*WORK INSTRUCTIONS*
Omit the pictures, then reproduce every remaining record exactly.

Dataset rows:
"""

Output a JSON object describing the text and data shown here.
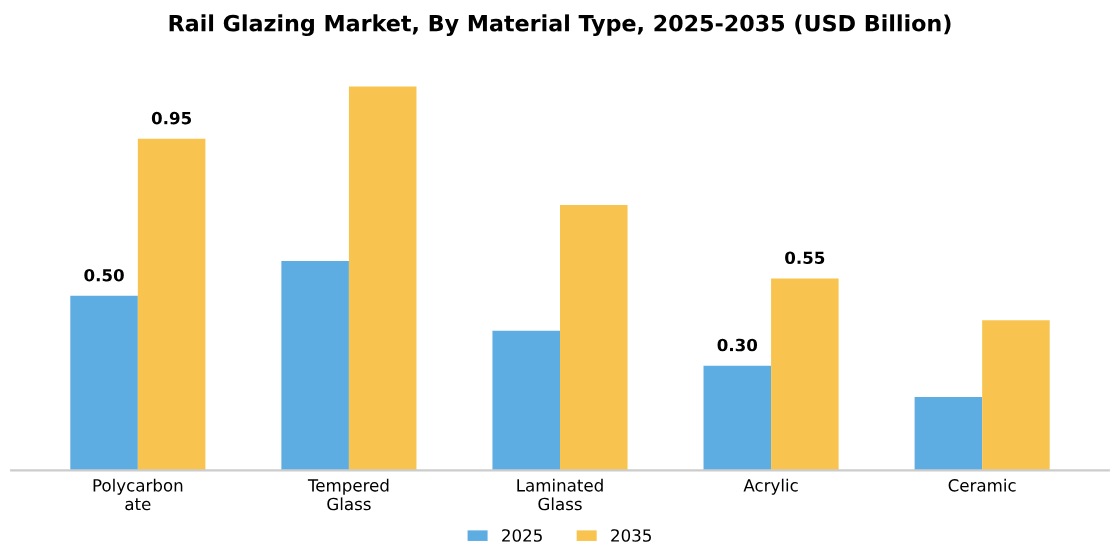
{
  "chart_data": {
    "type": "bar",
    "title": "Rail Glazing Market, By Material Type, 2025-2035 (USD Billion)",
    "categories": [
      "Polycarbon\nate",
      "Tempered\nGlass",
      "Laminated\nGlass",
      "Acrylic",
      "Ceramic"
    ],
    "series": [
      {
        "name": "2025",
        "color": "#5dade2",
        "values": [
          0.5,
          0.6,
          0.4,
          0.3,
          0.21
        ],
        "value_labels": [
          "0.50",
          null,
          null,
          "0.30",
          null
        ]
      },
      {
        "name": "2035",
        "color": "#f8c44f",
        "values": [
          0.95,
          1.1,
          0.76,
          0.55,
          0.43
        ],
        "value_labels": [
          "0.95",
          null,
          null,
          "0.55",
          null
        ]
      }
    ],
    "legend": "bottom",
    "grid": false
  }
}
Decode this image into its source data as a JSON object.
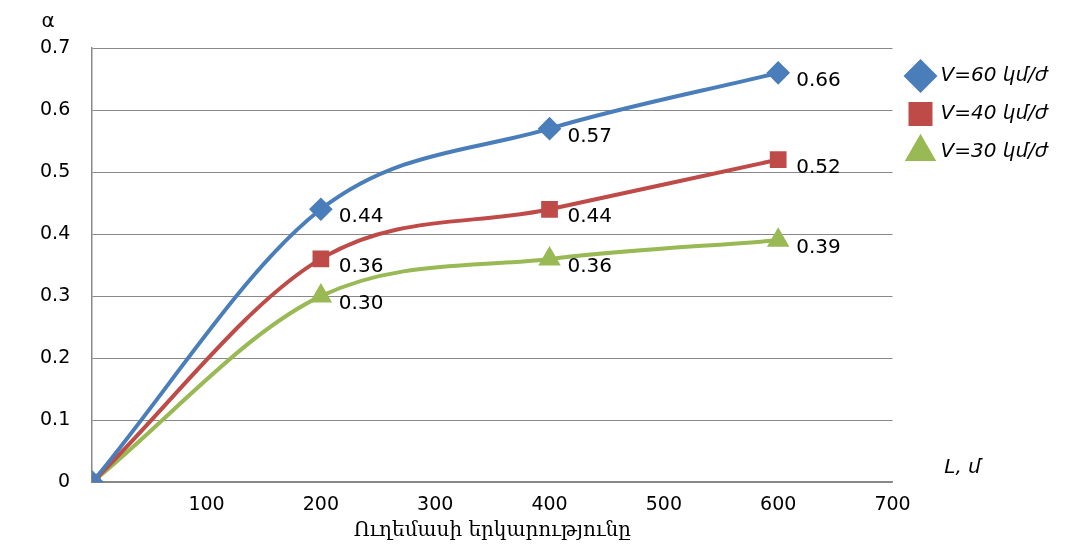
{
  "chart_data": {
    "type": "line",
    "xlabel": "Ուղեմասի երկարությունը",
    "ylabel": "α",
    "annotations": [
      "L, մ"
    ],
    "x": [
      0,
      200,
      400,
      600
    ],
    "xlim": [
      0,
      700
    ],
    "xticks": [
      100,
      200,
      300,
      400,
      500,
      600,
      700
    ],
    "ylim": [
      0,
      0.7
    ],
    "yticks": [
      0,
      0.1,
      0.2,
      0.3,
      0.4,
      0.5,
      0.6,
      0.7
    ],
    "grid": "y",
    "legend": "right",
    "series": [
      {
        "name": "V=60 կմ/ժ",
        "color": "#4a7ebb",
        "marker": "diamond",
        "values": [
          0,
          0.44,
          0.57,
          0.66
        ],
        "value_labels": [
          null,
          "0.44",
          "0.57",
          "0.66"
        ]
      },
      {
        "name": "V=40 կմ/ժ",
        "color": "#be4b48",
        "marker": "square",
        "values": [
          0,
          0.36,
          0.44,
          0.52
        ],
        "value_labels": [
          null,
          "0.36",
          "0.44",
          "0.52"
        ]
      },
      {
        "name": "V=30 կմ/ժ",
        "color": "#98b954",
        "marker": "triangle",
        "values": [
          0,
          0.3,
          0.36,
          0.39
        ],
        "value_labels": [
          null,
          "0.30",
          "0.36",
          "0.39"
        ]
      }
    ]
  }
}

"""

*OUTPUT*
Output a JSON object describing the text and data shown here.
{
  "chart_data": {
    "type": "bar",
    "title": "Rail Glazing Market, By Material Type, 2025-2035 (USD Billion)",
    "categories": [
      "Polycarbon\nate",
      "Tempered\nGlass",
      "Laminated\nGlass",
      "Acrylic",
      "Ceramic"
    ],
    "series": [
      {
        "name": "2025",
        "color": "#5dade2",
        "values": [
          0.5,
          0.6,
          0.4,
          0.3,
          0.21
        ],
        "value_labels": [
          "0.50",
          null,
          null,
          "0.30",
          null
        ]
      },
      {
        "name": "2035",
        "color": "#f8c44f",
        "values": [
          0.95,
          1.1,
          0.76,
          0.55,
          0.43
        ],
        "value_labels": [
          "0.95",
          null,
          null,
          "0.55",
          null
        ]
      }
    ],
    "legend": "bottom",
    "grid": false
  }
}
Decode this image into its source data as a JSON object.
{
  "chart_data": {
    "type": "line",
    "xlabel": "Ուղեմասի երկարությունը",
    "ylabel": "α",
    "annotations": [
      "L, մ"
    ],
    "x": [
      0,
      200,
      400,
      600
    ],
    "xlim": [
      0,
      700
    ],
    "xticks": [
      100,
      200,
      300,
      400,
      500,
      600,
      700
    ],
    "ylim": [
      0,
      0.7
    ],
    "yticks": [
      0,
      0.1,
      0.2,
      0.3,
      0.4,
      0.5,
      0.6,
      0.7
    ],
    "grid": "y",
    "legend": "right",
    "series": [
      {
        "name": "V=60 կմ/ժ",
        "color": "#4a7ebb",
        "marker": "diamond",
        "values": [
          0,
          0.44,
          0.57,
          0.66
        ],
        "value_labels": [
          null,
          "0.44",
          "0.57",
          "0.66"
        ]
      },
      {
        "name": "V=40 կմ/ժ",
        "color": "#be4b48",
        "marker": "square",
        "values": [
          0,
          0.36,
          0.44,
          0.52
        ],
        "value_labels": [
          null,
          "0.36",
          "0.44",
          "0.52"
        ]
      },
      {
        "name": "V=30 կմ/ժ",
        "color": "#98b954",
        "marker": "triangle",
        "values": [
          0,
          0.3,
          0.36,
          0.39
        ],
        "value_labels": [
          null,
          "0.30",
          "0.36",
          "0.39"
        ]
      }
    ]
  }
}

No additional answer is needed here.